### Problem
All entries are to be quoted exactly; the images stay out of the copy.
═══ Task inputs
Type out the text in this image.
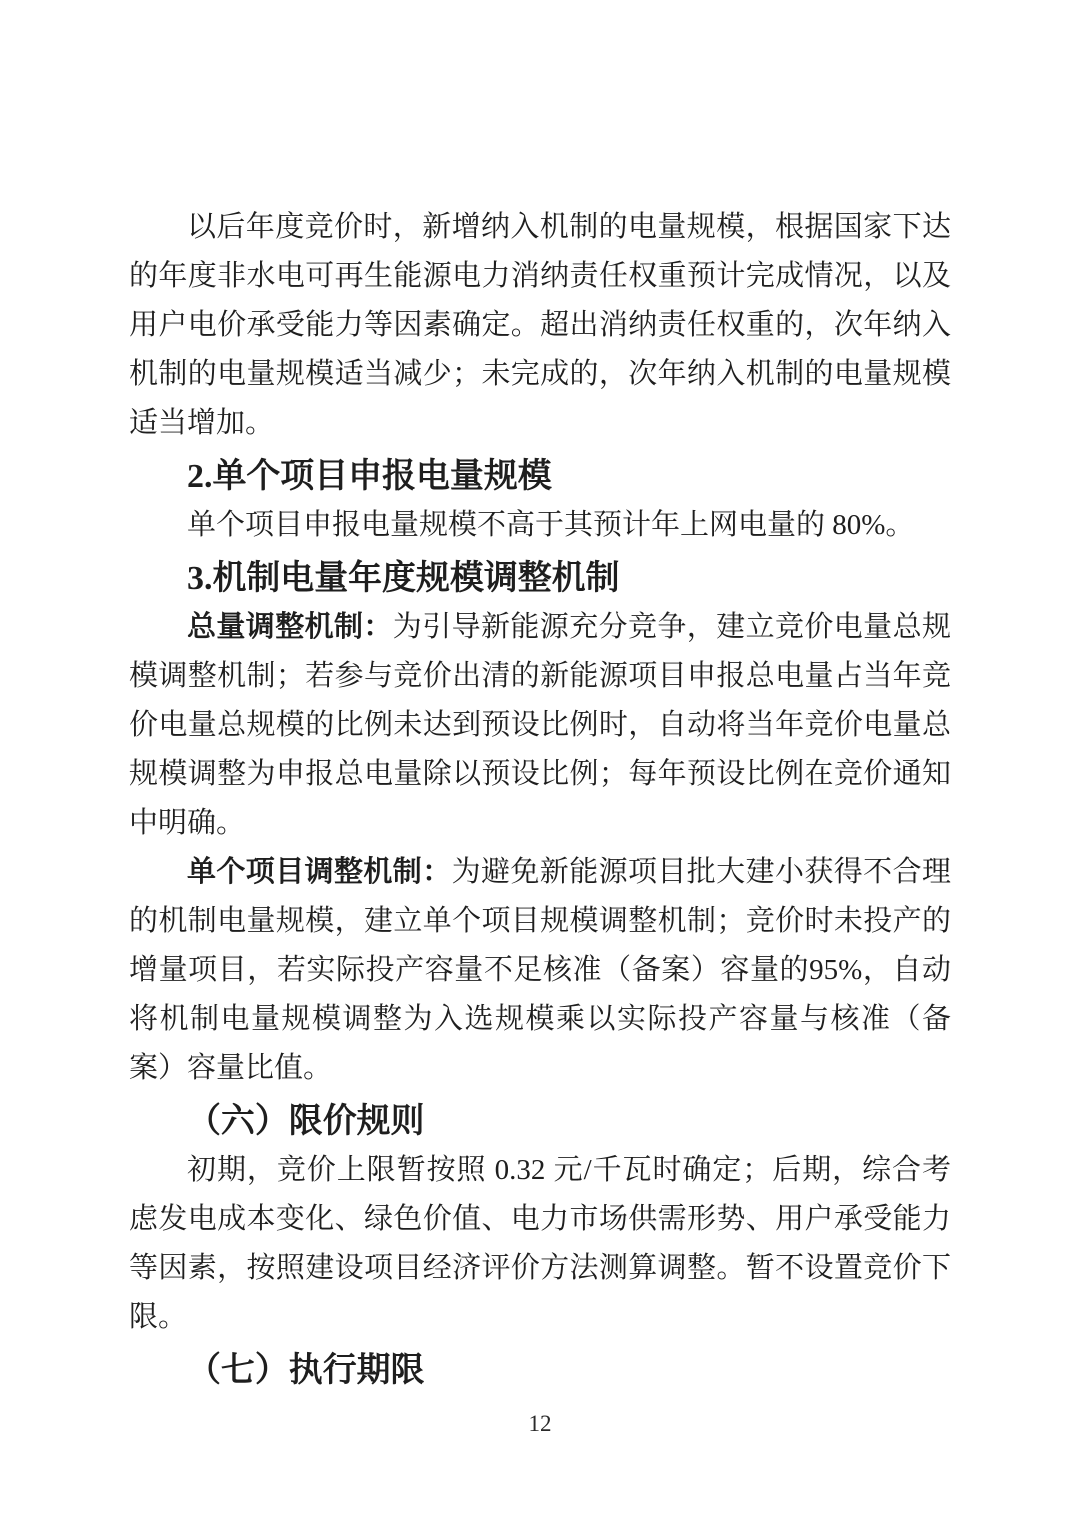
以后年度竞价时，新增纳入机制的电量规模，根据国家下达的年度非水电可再生能源电力消纳责任权重预计完成情况，以及用户电价承受能力等因素确定。超出消纳责任权重的，次年纳入机制的电量规模适当减少；未完成的，次年纳入机制的电量规模适当增加。

2.单个项目申报电量规模

单个项目申报电量规模不高于其预计年上网电量的 80%。

3.机制电量年度规模调整机制

总量调整机制：为引导新能源充分竞争，建立竞价电量总规模调整机制；若参与竞价出清的新能源项目申报总电量占当年竞价电量总规模的比例未达到预设比例时，自动将当年竞价电量总规模调整为申报总电量除以预设比例；每年预设比例在竞价通知中明确。

单个项目调整机制：为避免新能源项目批大建小获得不合理的机制电量规模，建立单个项目规模调整机制；竞价时未投产的增量项目，若实际投产容量不足核准（备案）容量的95%，自动将机制电量规模调整为入选规模乘以实际投产容量与核准（备案）容量比值。

（六）限价规则

初期，竞价上限暂按照 0.32 元/千瓦时确定；后期，综合考虑发电成本变化、绿色价值、电力市场供需形势、用户承受能力等因素，按照建设项目经济评价方法测算调整。暂不设置竞价下限。

（七）执行期限
12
══════
### Problem solution
Type out the text in this image.
以后年度竞价时，新增纳入机制的电量规模，根据国家下达的年度非水电可再生能源电力消纳责任权重预计完成情况，以及用户电价承受能力等因素确定。超出消纳责任权重的，次年纳入机制的电量规模适当减少；未完成的，次年纳入机制的电量规模适当增加。

2.单个项目申报电量规模

单个项目申报电量规模不高于其预计年上网电量的 80%。

3.机制电量年度规模调整机制

总量调整机制：为引导新能源充分竞争，建立竞价电量总规模调整机制；若参与竞价出清的新能源项目申报总电量占当年竞价电量总规模的比例未达到预设比例时，自动将当年竞价电量总规模调整为申报总电量除以预设比例；每年预设比例在竞价通知中明确。

单个项目调整机制：为避免新能源项目批大建小获得不合理的机制电量规模，建立单个项目规模调整机制；竞价时未投产的增量项目，若实际投产容量不足核准（备案）容量的95%，自动将机制电量规模调整为入选规模乘以实际投产容量与核准（备案）容量比值。

（六）限价规则

初期，竞价上限暂按照 0.32 元/千瓦时确定；后期，综合考虑发电成本变化、绿色价值、电力市场供需形势、用户承受能力等因素，按照建设项目经济评价方法测算调整。暂不设置竞价下限。

（七）执行期限
12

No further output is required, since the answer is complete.